* [Task input]

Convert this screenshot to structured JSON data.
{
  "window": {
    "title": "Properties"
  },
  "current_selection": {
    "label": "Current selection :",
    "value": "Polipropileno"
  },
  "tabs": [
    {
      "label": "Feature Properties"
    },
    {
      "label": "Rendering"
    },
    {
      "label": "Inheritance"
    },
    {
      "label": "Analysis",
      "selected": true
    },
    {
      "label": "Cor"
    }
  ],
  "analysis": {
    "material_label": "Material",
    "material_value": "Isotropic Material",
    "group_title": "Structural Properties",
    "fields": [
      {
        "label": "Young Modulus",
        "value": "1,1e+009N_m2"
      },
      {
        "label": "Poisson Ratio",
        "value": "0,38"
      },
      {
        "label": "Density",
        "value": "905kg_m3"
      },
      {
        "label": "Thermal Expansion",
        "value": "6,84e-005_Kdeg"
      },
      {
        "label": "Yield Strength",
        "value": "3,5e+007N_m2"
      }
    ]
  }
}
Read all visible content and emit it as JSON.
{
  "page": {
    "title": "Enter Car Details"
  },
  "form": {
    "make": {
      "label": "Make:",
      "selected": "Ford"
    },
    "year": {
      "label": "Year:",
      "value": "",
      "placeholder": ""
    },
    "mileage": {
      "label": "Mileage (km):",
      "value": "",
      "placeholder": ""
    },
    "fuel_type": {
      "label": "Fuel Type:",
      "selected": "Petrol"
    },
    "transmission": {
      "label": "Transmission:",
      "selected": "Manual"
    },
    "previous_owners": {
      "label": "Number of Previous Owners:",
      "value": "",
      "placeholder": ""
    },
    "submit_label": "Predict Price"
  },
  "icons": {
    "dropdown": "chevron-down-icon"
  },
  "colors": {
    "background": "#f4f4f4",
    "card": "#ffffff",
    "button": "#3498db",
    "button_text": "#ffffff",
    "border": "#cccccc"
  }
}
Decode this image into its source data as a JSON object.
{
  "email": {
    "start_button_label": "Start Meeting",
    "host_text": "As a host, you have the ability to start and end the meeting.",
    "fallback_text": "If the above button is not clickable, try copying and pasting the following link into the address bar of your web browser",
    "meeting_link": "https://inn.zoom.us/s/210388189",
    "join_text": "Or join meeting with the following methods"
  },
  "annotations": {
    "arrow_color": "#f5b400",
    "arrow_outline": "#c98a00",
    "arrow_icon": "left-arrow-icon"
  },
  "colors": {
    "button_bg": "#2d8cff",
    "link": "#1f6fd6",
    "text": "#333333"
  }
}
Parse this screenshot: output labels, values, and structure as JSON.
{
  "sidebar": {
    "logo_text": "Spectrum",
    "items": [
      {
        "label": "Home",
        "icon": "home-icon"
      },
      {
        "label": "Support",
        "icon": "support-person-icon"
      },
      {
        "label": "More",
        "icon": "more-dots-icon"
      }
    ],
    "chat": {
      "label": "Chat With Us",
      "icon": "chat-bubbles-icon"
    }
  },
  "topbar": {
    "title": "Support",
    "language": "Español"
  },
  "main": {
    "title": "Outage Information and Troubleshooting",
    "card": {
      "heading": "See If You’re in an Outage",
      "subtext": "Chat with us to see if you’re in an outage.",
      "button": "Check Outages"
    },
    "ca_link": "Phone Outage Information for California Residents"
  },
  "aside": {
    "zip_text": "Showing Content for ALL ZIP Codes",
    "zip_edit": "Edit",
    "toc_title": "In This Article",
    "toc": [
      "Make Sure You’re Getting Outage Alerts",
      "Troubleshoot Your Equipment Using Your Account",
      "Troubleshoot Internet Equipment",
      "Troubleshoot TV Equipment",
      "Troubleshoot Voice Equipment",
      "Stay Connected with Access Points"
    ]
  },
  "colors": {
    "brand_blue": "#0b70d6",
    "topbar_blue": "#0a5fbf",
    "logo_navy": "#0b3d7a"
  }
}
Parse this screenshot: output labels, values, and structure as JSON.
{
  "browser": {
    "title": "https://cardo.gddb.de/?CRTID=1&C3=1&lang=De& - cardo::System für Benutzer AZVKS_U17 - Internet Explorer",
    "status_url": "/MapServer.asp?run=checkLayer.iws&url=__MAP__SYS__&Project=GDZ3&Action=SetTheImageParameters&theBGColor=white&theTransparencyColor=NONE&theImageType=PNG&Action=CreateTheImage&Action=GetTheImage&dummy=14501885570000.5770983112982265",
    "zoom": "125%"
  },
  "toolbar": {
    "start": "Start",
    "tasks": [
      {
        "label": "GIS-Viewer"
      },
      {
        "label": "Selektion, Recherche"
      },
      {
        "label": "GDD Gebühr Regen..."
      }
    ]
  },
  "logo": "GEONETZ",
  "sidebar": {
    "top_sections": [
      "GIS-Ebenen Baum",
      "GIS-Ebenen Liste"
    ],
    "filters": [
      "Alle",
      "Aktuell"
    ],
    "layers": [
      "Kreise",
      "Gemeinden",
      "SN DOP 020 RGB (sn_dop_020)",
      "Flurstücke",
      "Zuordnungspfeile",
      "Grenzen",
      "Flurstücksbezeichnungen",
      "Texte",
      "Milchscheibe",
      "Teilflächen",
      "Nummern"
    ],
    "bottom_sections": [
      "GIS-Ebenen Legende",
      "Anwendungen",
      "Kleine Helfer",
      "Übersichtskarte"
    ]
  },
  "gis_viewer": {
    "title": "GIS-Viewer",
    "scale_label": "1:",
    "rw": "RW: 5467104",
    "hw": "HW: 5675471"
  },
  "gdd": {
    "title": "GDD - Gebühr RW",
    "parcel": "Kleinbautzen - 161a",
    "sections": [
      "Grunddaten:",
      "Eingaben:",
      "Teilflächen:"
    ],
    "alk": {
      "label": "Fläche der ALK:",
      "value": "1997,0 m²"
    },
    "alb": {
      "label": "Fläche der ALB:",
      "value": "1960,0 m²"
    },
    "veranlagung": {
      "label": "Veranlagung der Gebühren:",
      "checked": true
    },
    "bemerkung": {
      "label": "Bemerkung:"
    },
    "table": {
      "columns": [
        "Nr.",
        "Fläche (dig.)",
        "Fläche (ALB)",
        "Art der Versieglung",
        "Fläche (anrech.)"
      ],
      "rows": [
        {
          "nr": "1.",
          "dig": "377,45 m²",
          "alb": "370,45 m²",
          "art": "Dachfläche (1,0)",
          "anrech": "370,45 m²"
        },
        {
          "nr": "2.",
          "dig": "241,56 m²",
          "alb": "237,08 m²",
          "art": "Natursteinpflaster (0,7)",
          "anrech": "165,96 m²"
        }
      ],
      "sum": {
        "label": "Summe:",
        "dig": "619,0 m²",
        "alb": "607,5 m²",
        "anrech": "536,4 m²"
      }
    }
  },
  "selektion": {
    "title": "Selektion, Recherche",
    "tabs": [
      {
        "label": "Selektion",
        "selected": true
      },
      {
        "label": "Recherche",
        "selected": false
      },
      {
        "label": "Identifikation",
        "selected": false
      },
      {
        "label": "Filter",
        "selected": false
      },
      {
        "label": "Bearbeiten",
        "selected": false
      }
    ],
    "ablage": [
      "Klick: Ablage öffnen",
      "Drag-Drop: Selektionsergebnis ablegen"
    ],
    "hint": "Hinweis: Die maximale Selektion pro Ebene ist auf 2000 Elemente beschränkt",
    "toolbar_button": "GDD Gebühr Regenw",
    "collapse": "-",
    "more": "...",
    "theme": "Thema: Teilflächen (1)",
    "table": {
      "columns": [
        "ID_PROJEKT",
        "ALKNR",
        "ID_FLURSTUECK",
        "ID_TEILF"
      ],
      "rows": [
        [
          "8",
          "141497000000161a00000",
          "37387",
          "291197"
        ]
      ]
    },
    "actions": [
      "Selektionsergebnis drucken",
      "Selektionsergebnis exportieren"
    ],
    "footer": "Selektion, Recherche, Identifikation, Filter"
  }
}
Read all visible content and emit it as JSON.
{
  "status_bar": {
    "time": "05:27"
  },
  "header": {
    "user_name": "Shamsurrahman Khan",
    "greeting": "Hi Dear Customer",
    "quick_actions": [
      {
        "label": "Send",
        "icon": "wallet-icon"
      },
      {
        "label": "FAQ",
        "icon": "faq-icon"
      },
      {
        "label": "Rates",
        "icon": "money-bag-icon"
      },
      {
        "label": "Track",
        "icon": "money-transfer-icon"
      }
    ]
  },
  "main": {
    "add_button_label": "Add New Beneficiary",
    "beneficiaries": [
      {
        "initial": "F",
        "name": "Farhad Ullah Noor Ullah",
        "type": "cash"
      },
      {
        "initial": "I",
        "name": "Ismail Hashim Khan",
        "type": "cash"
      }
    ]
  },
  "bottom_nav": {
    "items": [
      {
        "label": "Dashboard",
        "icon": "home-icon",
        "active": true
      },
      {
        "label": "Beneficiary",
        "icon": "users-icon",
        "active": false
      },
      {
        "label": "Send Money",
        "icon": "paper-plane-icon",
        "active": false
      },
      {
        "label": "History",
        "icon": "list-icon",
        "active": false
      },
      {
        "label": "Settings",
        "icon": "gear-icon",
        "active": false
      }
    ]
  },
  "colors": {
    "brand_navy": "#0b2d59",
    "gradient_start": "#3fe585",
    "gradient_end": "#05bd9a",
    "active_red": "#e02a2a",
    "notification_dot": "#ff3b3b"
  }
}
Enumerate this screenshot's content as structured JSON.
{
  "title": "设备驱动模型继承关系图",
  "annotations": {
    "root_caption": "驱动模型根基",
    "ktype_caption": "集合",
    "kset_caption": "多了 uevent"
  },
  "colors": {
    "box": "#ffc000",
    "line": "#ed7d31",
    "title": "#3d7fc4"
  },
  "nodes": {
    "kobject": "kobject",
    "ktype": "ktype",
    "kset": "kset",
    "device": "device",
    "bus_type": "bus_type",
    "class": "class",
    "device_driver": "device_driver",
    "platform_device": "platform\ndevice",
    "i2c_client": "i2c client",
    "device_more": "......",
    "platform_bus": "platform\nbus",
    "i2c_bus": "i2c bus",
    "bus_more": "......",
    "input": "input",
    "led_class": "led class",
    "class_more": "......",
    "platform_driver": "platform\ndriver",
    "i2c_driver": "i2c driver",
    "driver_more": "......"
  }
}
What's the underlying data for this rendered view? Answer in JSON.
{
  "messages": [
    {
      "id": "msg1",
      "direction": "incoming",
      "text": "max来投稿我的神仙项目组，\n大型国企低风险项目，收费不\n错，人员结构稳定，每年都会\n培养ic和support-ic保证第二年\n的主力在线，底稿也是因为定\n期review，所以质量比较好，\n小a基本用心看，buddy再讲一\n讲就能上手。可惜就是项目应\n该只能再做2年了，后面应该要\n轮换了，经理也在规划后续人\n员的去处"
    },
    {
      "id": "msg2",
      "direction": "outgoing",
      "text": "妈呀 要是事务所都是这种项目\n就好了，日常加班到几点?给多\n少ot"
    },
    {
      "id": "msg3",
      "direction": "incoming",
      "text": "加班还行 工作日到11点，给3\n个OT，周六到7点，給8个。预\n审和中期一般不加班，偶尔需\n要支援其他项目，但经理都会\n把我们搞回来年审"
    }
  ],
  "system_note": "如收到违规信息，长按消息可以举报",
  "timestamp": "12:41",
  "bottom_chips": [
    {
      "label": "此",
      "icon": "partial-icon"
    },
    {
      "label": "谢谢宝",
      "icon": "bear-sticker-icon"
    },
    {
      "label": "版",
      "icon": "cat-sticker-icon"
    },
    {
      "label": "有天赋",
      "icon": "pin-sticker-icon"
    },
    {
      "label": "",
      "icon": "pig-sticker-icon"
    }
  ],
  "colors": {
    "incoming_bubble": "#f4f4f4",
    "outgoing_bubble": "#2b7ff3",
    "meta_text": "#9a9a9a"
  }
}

* [Written task]
In the records above, how many lines contain the word "platform"? Give the number alone.

* [Finished task]
3